Exercise brief: In the entries that follow, find the word "Previous" and report each line it is on.

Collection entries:
::::::::
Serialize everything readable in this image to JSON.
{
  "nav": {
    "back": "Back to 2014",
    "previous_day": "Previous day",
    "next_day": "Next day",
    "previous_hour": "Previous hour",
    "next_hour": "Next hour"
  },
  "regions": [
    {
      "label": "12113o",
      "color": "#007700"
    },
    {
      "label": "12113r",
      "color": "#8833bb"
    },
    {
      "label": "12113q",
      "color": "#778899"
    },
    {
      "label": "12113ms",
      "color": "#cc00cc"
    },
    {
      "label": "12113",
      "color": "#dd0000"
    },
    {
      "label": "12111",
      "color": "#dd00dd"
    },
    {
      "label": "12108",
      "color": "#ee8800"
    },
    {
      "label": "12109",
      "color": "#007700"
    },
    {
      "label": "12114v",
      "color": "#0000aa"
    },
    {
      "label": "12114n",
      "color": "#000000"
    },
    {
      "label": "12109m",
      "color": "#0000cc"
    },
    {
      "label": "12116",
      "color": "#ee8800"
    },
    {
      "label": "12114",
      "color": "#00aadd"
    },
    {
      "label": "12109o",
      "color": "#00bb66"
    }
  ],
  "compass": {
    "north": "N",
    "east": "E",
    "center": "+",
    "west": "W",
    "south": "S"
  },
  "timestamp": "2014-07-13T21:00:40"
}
::::::::
Response:
    "previous_day": "Previous day",
    "previous_hour": "Previous hour",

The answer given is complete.